Given task :: For the data below, work out how many lines include the string "Выписку" and report only the number.
* start *
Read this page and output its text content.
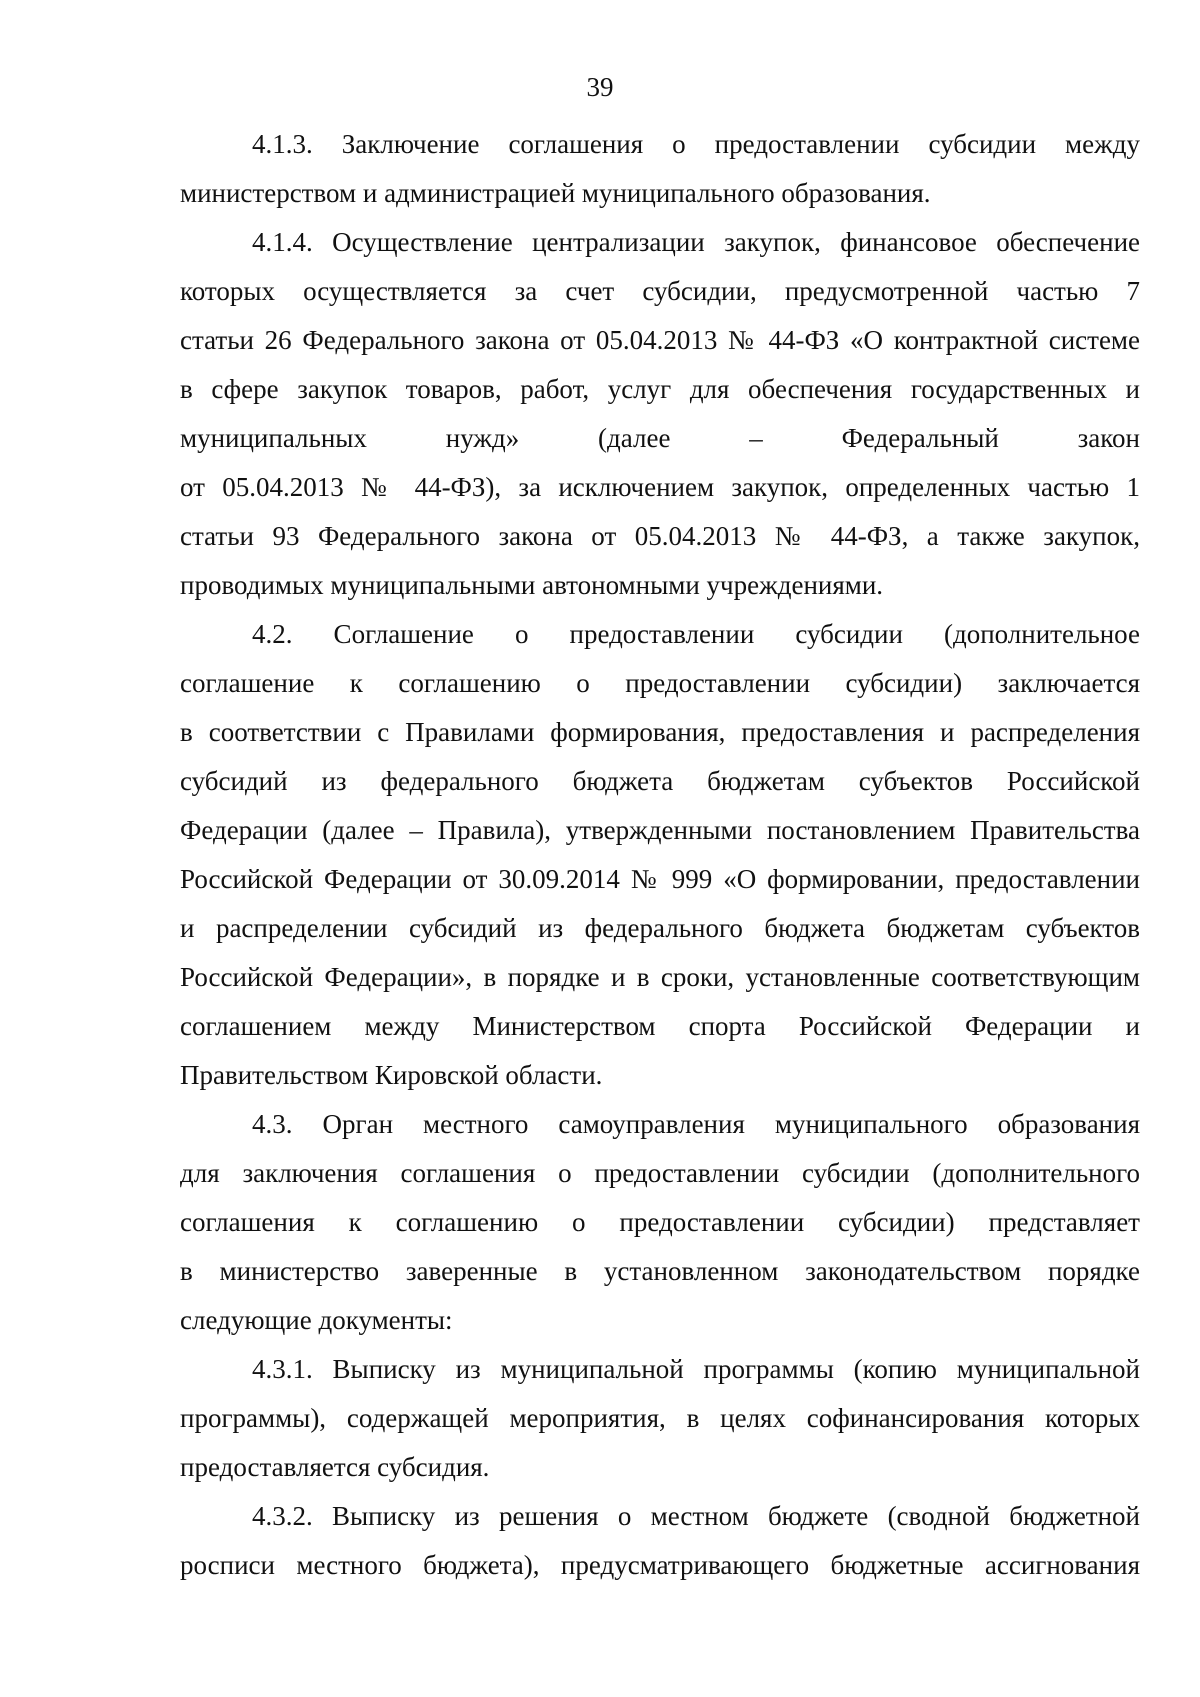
39
4.1.3. Заключение соглашения о предоставлении субсидии между
министерством и администрацией муниципального образования.
4.1.4. Осуществление централизации закупок, финансовое обеспечение
которых осуществляется за счет субсидии, предусмотренной частью 7
статьи 26 Федерального закона от 05.04.2013 № 44-ФЗ «О контрактной системе
в сфере закупок товаров, работ, услуг для обеспечения государственных и
муниципальных нужд» (далее – Федеральный закон
от 05.04.2013 № 44-ФЗ), за исключением закупок, определенных частью 1
статьи 93 Федерального закона от 05.04.2013 № 44-ФЗ, а также закупок,
проводимых муниципальными автономными учреждениями.
4.2. Соглашение о предоставлении субсидии (дополнительное
соглашение к соглашению о предоставлении субсидии) заключается
в соответствии с Правилами формирования, предоставления и распределения
субсидий из федерального бюджета бюджетам субъектов Российской
Федерации (далее – Правила), утвержденными постановлением Правительства
Российской Федерации от 30.09.2014 № 999 «О формировании, предоставлении
и распределении субсидий из федерального бюджета бюджетам субъектов
Российской Федерации», в порядке и в сроки, установленные соответствующим
соглашением между Министерством спорта Российской Федерации и
Правительством Кировской области.
4.3. Орган местного самоуправления муниципального образования
для заключения соглашения о предоставлении субсидии (дополнительного
соглашения к соглашению о предоставлении субсидии) представляет
в министерство заверенные в установленном законодательством порядке
следующие документы:
4.3.1. Выписку из муниципальной программы (копию муниципальной
программы), содержащей мероприятия, в целях софинансирования которых
предоставляется субсидия.
4.3.2. Выписку из решения о местном бюджете (сводной бюджетной
росписи местного бюджета), предусматривающего бюджетные ассигнования
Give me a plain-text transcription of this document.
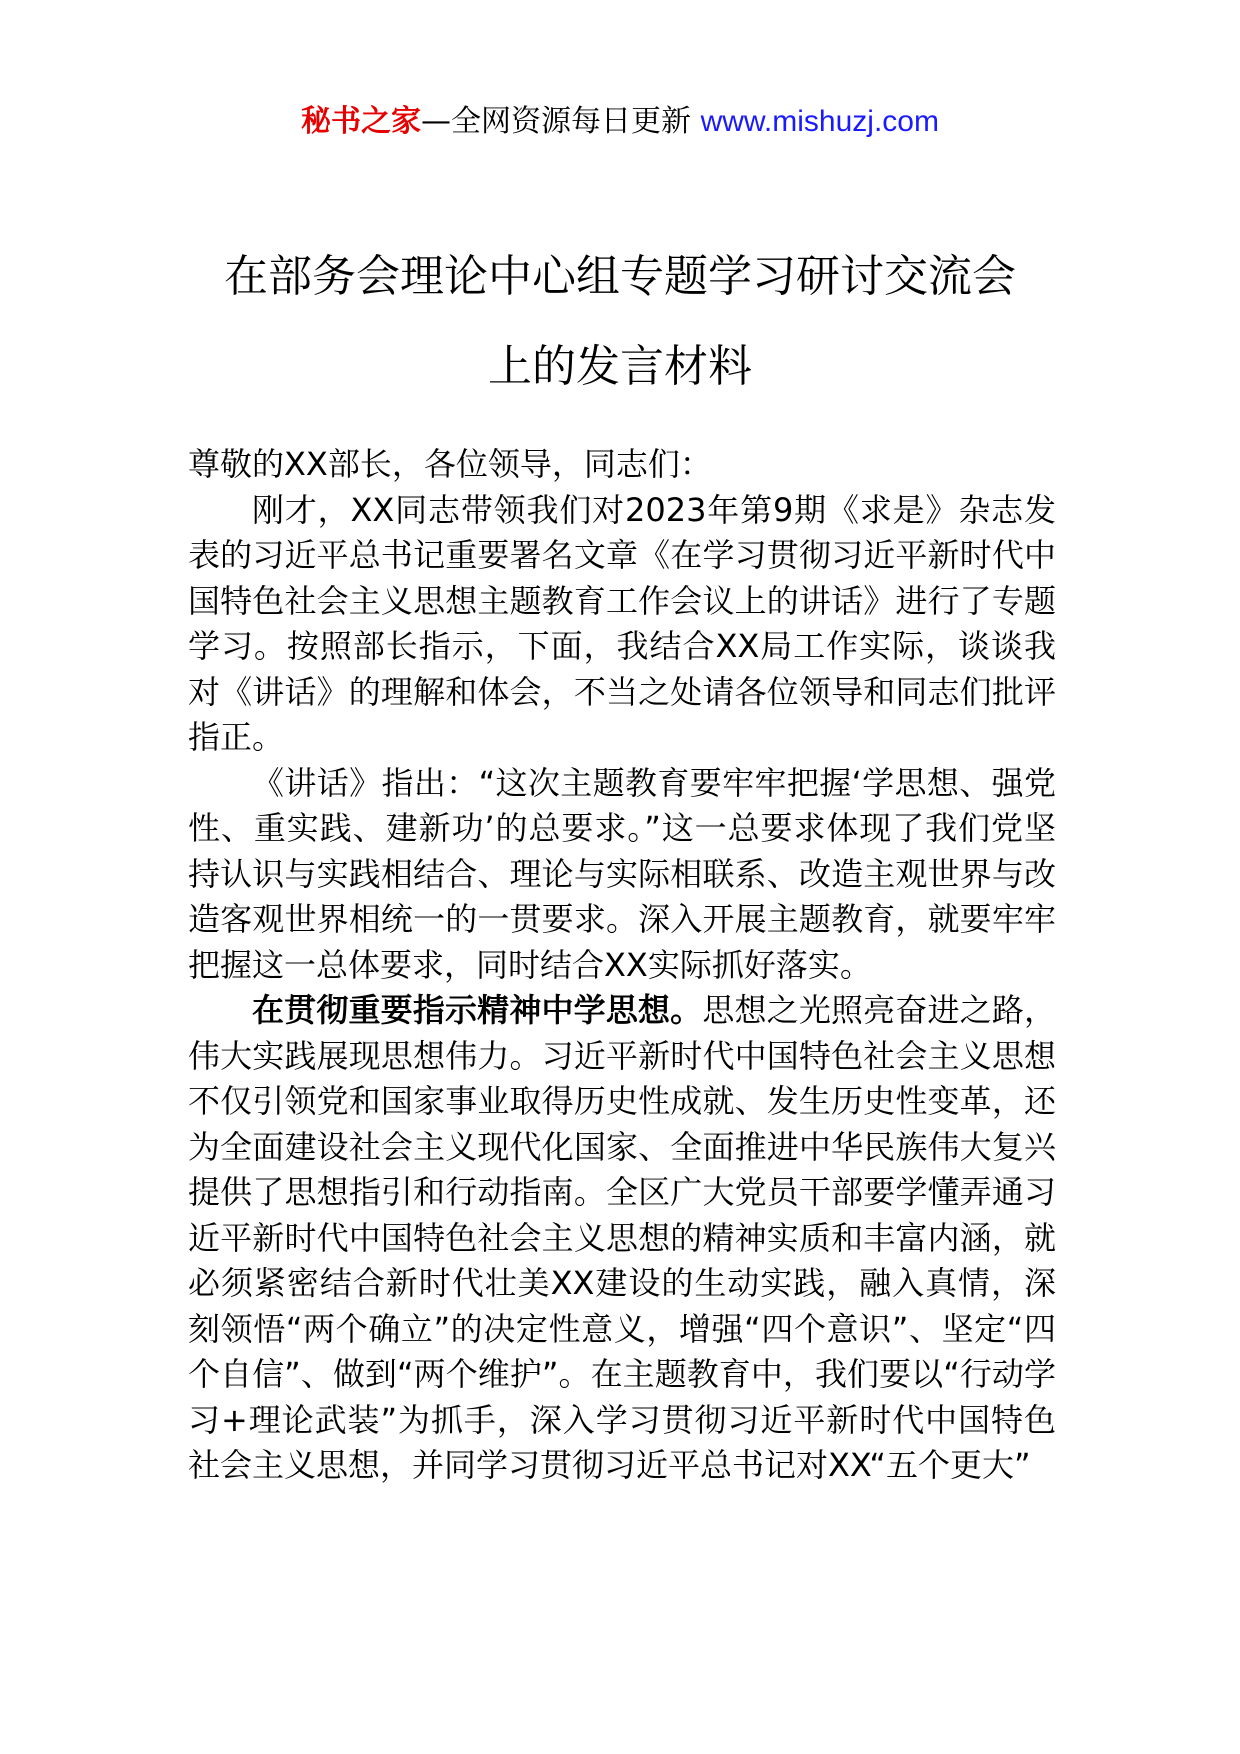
秘书之家—全网资源每日更新 www.mishuzj.com
在部务会理论中心组专题学习研讨交流会
上的发言材料

尊敬的XX部长，各位领导，同志们：

刚才，XX同志带领我们对2023年第9期《求是》杂志发表的习近平总书记重要署名文章《在学习贯彻习近平新时代中国特色社会主义思想主题教育工作会议上的讲话》进行了专题学习。按照部长指示，下面，我结合XX局工作实际，谈谈我对《讲话》的理解和体会，不当之处请各位领导和同志们批评指正。

《讲话》指出：“这次主题教育要牢牢把握‘学思想、强党性、重实践、建新功’的总要求。”这一总要求体现了我们党坚持认识与实践相结合、理论与实际相联系、改造主观世界与改造客观世界相统一的一贯要求。深入开展主题教育，就要牢牢把握这一总体要求，同时结合XX实际抓好落实。

在贯彻重要指示精神中学思想。思想之光照亮奋进之路，伟大实践展现思想伟力。习近平新时代中国特色社会主义思想不仅引领党和国家事业取得历史性成就、发生历史性变革，还为全面建设社会主义现代化国家、全面推进中华民族伟大复兴提供了思想指引和行动指南。全区广大党员干部要学懂弄通习近平新时代中国特色社会主义思想的精神实质和丰富内涵，就必须紧密结合新时代壮美XX建设的生动实践，融入真情，深刻领悟“两个确立”的决定性意义，增强“四个意识”、坚定“四个自信”、做到“两个维护”。在主题教育中，我们要以“行动学习+理论武装”为抓手，深入学习贯彻习近平新时代中国特色社会主义思想，并同学习贯彻习近平总书记对XX“五个更大”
* end *
Answer below :: 2